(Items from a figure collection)
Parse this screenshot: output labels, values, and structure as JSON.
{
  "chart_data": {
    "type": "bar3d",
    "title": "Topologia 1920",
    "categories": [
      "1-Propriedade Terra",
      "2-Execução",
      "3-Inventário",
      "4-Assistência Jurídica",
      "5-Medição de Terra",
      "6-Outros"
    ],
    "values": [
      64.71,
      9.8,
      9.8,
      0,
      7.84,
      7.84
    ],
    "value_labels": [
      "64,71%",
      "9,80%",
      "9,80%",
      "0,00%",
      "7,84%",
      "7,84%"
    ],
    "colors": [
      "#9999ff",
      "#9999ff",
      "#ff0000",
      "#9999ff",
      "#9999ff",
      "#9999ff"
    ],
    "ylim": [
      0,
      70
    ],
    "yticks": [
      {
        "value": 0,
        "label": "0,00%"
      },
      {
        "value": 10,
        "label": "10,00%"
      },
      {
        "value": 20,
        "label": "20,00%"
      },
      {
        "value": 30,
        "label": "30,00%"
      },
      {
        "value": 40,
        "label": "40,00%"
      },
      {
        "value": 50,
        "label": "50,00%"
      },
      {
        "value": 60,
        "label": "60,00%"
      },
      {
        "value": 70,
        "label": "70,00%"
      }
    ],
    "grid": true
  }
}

* _What is required_: Repeat the listing above without any change.

* _Reply_:
Parse this screenshot: output labels, values, and structure as JSON.
{
  "chart_data": {
    "type": "bar3d",
    "title": "Topologia 1920",
    "categories": [
      "1-Propriedade Terra",
      "2-Execução",
      "3-Inventário",
      "4-Assistência Jurídica",
      "5-Medição de Terra",
      "6-Outros"
    ],
    "values": [
      64.71,
      9.8,
      9.8,
      0,
      7.84,
      7.84
    ],
    "value_labels": [
      "64,71%",
      "9,80%",
      "9,80%",
      "0,00%",
      "7,84%",
      "7,84%"
    ],
    "colors": [
      "#9999ff",
      "#9999ff",
      "#ff0000",
      "#9999ff",
      "#9999ff",
      "#9999ff"
    ],
    "ylim": [
      0,
      70
    ],
    "yticks": [
      {
        "value": 0,
        "label": "0,00%"
      },
      {
        "value": 10,
        "label": "10,00%"
      },
      {
        "value": 20,
        "label": "20,00%"
      },
      {
        "value": 30,
        "label": "30,00%"
      },
      {
        "value": 40,
        "label": "40,00%"
      },
      {
        "value": 50,
        "label": "50,00%"
      },
      {
        "value": 60,
        "label": "60,00%"
      },
      {
        "value": 70,
        "label": "70,00%"
      }
    ],
    "grid": true
  }
}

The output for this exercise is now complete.